Dataset items:

----

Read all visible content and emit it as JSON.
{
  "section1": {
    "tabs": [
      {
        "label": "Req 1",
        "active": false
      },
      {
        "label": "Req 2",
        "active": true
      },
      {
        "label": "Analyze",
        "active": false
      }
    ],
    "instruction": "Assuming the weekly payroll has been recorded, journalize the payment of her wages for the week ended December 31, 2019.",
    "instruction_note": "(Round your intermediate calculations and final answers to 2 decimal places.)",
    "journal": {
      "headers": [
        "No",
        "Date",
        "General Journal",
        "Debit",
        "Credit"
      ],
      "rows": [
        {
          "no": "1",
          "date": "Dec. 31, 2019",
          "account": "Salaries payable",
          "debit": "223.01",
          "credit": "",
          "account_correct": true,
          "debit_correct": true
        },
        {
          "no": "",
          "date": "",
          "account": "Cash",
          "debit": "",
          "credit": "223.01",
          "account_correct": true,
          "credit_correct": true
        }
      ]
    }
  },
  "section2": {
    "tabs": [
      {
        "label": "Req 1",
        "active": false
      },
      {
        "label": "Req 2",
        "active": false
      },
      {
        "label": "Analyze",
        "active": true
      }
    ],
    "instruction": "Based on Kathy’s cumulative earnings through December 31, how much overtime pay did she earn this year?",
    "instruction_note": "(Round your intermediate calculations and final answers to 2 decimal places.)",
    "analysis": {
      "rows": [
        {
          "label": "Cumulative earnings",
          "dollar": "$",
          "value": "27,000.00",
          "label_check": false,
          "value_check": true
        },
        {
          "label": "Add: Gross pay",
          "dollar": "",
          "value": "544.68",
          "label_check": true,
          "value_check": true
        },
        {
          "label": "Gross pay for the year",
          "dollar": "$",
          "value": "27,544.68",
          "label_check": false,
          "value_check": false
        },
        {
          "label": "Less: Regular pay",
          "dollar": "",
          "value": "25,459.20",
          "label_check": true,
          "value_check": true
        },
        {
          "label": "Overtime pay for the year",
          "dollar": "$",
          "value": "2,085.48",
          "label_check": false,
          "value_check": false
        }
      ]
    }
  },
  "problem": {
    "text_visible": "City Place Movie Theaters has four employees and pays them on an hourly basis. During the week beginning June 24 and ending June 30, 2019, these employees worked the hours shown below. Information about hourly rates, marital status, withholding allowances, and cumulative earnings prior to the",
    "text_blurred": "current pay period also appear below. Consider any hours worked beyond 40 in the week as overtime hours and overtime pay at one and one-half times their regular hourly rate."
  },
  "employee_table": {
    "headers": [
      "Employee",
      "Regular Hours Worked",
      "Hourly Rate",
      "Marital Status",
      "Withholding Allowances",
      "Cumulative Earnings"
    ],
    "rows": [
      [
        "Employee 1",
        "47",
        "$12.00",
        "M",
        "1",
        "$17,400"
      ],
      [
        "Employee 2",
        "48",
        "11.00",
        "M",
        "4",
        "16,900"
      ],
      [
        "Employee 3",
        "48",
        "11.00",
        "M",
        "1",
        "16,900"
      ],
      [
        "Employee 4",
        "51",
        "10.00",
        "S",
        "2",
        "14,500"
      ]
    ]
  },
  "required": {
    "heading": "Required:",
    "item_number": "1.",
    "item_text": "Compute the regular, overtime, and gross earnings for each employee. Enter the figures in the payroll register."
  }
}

----

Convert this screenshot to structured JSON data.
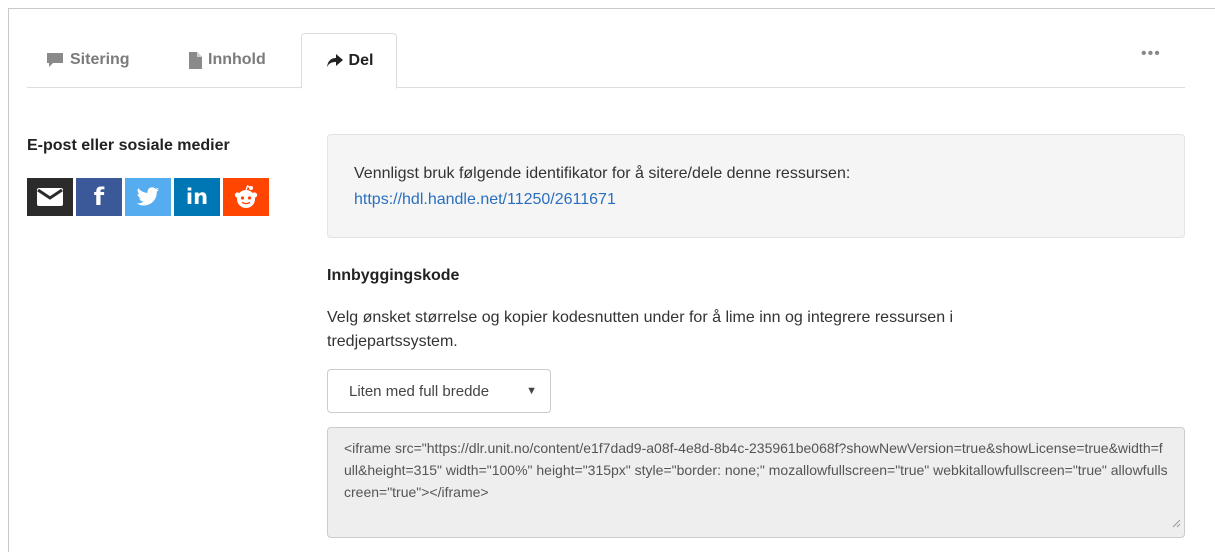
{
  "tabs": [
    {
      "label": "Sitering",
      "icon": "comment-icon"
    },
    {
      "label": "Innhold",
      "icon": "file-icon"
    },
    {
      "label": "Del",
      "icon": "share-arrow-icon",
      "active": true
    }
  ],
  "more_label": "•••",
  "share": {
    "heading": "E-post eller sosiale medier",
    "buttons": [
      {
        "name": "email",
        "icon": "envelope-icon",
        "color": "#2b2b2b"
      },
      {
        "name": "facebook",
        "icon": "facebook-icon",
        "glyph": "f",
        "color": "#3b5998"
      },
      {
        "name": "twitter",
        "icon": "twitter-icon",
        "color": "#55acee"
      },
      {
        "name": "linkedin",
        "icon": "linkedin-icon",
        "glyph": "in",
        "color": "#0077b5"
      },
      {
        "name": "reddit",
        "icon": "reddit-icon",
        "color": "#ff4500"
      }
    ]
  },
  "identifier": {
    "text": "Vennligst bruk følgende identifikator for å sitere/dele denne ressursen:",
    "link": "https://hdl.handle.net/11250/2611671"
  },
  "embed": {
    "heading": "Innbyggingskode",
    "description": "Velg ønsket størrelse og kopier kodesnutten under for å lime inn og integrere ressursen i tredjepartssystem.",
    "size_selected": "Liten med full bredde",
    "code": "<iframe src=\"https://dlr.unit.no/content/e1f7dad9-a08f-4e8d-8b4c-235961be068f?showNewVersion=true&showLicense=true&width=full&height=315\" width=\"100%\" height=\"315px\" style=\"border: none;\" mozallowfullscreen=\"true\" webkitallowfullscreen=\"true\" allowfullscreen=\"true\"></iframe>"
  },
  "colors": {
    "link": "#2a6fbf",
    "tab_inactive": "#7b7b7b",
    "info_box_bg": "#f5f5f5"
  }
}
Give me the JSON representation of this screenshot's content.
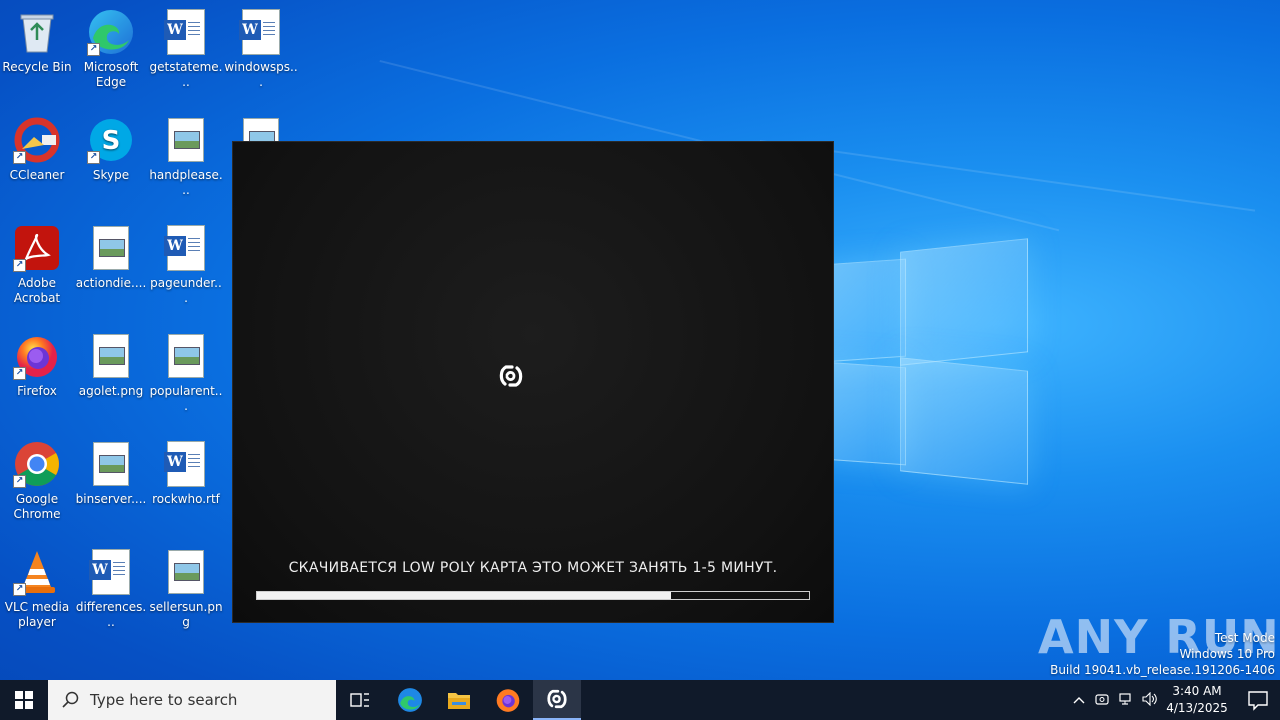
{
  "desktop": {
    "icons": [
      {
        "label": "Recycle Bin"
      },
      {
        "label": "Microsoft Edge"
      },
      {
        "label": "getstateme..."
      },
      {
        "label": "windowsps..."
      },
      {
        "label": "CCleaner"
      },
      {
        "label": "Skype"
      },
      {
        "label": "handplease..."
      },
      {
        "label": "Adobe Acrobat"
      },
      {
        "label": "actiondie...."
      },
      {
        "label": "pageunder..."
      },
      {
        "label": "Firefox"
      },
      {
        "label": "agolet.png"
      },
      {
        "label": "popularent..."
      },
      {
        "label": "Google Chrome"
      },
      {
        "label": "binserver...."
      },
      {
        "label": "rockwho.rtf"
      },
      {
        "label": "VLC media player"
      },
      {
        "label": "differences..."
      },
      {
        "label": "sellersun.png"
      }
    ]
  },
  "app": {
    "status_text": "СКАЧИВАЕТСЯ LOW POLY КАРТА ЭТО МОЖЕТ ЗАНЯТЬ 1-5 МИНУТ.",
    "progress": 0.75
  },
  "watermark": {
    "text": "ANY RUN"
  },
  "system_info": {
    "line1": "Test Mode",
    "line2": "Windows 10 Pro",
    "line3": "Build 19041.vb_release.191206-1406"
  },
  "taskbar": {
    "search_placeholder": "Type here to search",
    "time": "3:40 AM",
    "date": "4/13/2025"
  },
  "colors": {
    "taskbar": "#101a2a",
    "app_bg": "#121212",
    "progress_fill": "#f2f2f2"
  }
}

----

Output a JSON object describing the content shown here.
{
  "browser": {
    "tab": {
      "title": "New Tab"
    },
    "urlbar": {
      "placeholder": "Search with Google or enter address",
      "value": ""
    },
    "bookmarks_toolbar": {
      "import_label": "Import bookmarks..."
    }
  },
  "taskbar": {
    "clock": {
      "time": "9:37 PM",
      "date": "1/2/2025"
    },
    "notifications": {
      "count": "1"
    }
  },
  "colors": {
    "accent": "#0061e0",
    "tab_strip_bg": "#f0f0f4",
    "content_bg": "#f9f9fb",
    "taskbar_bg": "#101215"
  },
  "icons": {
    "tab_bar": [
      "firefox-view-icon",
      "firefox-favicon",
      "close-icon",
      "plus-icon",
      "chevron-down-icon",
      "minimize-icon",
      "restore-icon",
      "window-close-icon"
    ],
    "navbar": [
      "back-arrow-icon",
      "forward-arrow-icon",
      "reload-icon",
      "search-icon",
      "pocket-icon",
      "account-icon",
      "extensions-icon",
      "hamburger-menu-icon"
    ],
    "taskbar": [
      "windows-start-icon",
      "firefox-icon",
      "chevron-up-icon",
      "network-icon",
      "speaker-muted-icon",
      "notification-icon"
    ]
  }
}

----

● THE TASK: Only the number is wanted: how many lines in the data include the word "screenshot"?

● SOLUTION FOR THIS EXERCISE: 2